╭─ TEXTE D'ÉTUDE

Une direction d’acteur qui met en relief les émotions brutes, propres à l’adolescence. Exigence de vérité, de simplicité, d’énergie délirante et animale.
Des projections vidéos (dessins, peinture, animations, qui se mélangent à des images réelles) pour amplifier la vision singulière du monde des adolescents et permettre au-delà des mots de plonger dans un imaginaire visuel et être en symbiose avec leur univers chimérique. La vidéo devient le troisième protagoniste de la pièce.
Au sol, un immense plastique noir tendu, pour exprimer toute la pesanteur et la froideur du milieu urbain, qui pèse immanquablement sur ces deux héros ordinaires.
Des marques sur ce sol, qui suggèrent la ville. En cercle car Avorton et Porc sont pris dans une spirale infernale. Et eux, au centre du plateau, au centre du monde.
Des cubes, comme un jeu de construction, qu’ils assemblent eux-mêmes, pour créer leur propre univers. Pour que la frontière entre la réalité et la fiction reste fragile.
Des costumes qui se détachent de cet univers gris de la ville. A la frontière entre leur enfance encore toute proche et leur volonté, sans doute illusoire, de se montrer différents.
Une création lumière qui alterne entre la réalité froide et les coups de projecteurs d’un show télévisé.
Un univers sonore très présent qui ne leur laisse aucun répit, aucun silence, ou presque.

╰─
╭─ DONNÉES EXTRAITES

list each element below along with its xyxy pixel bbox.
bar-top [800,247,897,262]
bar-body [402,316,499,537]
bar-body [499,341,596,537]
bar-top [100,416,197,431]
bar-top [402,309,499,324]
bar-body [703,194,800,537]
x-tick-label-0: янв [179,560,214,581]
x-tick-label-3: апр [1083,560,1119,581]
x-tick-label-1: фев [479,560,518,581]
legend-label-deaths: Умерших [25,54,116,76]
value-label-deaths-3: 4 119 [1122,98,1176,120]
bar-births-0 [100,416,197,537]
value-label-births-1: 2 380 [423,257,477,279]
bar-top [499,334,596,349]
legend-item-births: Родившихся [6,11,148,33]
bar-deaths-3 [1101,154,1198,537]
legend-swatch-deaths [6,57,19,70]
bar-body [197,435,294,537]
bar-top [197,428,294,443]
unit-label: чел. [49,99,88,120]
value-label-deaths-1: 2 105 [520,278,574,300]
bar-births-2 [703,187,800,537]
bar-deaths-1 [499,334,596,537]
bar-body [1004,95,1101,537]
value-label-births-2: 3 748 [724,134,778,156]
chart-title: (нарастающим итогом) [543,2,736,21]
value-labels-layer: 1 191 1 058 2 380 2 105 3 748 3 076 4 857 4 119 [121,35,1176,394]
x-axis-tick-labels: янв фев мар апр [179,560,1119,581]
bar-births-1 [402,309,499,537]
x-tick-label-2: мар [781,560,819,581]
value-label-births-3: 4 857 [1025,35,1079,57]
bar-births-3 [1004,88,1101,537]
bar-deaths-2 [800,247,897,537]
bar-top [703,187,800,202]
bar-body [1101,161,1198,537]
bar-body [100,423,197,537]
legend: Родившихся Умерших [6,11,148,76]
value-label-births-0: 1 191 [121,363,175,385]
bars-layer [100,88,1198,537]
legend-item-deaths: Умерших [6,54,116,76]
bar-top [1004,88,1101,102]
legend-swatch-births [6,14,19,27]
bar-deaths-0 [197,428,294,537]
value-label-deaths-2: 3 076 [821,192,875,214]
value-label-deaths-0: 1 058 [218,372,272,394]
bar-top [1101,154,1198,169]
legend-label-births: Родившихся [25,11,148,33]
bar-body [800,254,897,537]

╰─

OBJECTIF DE L'EXERCICE |
D'après le texte d'étude, quel rôle la vidéo joue-t-elle dans la pièce ?

RÉSULTAT ATTENDU |
Elle devient le troisième protagoniste de la pièce.